Items listed in a dataset
Begin
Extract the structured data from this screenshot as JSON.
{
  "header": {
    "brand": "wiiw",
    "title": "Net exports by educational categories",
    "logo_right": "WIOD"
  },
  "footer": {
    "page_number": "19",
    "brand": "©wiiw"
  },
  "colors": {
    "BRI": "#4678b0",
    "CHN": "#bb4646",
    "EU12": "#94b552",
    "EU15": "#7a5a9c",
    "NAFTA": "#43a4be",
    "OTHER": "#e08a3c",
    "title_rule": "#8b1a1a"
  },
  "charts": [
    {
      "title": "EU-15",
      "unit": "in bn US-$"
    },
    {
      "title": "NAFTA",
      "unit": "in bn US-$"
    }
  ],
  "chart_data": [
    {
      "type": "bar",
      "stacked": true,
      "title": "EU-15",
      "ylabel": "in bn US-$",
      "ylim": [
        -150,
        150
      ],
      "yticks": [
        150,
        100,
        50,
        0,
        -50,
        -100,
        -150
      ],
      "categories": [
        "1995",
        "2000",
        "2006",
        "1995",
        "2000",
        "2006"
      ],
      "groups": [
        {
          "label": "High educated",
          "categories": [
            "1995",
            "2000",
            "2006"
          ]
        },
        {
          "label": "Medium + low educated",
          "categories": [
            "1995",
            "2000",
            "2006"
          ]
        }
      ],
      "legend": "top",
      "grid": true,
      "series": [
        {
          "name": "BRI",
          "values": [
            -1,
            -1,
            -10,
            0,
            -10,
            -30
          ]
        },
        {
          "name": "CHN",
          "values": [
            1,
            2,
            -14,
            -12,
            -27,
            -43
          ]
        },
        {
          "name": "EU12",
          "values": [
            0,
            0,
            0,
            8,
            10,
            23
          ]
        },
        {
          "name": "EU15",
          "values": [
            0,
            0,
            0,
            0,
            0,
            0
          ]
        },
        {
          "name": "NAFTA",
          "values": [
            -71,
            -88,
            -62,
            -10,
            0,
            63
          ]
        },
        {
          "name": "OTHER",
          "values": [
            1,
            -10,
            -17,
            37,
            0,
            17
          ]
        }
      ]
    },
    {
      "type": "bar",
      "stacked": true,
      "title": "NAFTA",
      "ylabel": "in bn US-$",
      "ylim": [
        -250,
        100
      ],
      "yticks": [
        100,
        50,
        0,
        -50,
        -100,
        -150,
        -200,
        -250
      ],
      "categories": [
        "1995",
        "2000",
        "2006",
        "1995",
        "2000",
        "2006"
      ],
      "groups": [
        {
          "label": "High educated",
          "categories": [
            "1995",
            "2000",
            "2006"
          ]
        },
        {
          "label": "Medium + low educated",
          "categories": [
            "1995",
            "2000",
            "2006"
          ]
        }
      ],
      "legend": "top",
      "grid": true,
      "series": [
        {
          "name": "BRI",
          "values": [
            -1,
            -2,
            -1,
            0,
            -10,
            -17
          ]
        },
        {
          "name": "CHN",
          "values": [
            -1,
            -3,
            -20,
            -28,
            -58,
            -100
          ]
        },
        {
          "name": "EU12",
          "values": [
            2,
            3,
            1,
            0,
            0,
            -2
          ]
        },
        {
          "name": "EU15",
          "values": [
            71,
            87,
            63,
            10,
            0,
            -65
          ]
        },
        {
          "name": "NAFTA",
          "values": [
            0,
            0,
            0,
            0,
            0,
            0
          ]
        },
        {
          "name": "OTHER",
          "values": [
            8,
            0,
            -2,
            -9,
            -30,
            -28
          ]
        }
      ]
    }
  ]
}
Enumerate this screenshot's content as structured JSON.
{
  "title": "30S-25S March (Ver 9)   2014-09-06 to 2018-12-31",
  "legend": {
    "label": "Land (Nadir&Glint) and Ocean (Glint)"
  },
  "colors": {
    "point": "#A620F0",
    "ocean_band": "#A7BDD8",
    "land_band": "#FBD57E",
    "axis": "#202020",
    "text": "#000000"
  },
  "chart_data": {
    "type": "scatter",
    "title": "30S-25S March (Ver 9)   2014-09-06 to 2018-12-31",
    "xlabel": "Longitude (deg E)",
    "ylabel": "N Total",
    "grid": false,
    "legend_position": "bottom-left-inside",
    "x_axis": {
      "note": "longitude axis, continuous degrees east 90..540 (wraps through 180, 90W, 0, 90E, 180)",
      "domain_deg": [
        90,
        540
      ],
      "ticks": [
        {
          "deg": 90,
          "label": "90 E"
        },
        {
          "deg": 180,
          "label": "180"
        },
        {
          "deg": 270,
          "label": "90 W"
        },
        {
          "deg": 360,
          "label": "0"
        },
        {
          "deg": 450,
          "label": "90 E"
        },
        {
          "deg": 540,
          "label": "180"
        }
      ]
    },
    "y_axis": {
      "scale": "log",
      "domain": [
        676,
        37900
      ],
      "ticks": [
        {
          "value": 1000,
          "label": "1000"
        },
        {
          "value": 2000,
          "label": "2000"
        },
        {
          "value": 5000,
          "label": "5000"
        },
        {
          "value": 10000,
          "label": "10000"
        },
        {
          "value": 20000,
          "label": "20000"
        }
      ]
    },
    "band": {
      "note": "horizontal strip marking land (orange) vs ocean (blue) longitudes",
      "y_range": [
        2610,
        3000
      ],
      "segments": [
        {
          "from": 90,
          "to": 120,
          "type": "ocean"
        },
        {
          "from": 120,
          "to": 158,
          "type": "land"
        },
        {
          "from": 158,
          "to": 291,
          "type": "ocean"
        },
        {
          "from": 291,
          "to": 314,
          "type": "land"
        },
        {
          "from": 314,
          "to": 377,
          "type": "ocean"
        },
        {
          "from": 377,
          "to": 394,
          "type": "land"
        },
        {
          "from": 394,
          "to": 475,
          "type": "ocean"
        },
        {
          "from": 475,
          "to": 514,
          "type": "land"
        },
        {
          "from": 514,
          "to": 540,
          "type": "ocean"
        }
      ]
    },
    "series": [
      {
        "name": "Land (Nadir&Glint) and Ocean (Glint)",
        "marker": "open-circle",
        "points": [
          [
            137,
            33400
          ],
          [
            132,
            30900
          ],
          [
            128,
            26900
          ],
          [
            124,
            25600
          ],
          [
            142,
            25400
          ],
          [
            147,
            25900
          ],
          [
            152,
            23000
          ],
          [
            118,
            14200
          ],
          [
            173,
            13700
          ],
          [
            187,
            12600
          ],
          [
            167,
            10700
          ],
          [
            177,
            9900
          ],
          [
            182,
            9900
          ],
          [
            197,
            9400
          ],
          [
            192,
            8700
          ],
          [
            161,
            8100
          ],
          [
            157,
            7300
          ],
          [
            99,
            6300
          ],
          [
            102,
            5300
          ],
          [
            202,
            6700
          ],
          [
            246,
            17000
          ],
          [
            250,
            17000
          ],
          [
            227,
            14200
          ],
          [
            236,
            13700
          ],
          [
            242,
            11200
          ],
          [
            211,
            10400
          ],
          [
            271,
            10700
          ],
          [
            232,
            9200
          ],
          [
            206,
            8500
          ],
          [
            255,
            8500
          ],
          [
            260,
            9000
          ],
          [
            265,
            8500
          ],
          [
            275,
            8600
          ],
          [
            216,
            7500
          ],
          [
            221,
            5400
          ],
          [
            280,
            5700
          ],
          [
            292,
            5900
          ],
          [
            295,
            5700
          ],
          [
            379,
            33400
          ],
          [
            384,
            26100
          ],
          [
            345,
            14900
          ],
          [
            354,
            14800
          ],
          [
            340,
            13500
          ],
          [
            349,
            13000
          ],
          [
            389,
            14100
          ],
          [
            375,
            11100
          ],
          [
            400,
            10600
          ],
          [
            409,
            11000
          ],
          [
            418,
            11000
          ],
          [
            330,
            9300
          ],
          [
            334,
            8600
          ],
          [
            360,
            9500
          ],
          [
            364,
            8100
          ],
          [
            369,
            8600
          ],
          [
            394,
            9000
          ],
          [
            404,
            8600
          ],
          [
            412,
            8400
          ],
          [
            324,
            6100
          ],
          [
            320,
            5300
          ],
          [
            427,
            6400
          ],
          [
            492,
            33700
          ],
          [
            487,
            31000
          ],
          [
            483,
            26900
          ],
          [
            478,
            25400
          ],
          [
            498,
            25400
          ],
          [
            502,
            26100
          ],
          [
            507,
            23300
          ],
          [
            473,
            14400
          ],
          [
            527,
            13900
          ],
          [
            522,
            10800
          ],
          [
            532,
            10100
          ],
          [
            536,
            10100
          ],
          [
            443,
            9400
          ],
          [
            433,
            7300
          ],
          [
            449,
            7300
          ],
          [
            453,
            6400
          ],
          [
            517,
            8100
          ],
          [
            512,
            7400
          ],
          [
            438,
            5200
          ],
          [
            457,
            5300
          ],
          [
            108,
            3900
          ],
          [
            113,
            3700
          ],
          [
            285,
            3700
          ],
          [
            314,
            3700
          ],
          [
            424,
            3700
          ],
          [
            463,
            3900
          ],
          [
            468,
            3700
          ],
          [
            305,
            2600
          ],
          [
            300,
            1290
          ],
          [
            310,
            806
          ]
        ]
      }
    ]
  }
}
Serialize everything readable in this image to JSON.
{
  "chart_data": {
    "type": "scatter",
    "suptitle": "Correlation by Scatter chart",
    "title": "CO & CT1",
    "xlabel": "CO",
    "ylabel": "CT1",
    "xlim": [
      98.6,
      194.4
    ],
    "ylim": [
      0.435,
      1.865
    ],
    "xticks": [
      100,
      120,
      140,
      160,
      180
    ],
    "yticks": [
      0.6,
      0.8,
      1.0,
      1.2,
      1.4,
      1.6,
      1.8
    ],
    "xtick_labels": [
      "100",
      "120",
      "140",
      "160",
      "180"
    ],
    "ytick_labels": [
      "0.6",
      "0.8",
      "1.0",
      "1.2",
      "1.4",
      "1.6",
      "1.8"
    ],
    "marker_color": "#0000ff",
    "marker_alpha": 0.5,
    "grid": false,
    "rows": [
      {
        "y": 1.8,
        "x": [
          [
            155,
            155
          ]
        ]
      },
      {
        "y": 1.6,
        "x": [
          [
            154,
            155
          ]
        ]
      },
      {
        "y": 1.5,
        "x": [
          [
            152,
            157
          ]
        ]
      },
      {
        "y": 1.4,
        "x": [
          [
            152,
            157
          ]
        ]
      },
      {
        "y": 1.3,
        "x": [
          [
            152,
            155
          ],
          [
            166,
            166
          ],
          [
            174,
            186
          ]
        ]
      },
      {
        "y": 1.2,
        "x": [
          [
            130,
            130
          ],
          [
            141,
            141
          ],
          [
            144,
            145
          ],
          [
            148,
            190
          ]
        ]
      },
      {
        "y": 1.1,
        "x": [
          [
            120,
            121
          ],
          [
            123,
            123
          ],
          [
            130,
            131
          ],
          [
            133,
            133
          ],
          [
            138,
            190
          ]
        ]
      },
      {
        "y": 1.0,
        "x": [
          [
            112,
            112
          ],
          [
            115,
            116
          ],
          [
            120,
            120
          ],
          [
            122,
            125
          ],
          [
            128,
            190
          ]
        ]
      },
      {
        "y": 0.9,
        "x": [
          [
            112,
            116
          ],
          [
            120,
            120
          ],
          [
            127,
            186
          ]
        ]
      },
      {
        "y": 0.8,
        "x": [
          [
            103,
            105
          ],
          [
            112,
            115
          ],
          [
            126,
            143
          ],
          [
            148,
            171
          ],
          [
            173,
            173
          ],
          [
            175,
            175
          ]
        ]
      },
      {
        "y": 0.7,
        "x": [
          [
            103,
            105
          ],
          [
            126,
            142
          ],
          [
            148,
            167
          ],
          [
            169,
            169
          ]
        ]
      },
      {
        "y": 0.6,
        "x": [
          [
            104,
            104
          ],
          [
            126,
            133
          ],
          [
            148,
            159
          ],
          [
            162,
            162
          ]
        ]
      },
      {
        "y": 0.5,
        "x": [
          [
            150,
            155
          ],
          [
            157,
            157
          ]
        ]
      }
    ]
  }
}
End
→ Task statement: Using the listing above, return all lines where the word "JSON" occurs.

→ Output of the exercise:
Extract the structured data from this screenshot as JSON.
Enumerate this screenshot's content as structured JSON.
Serialize everything readable in this image to JSON.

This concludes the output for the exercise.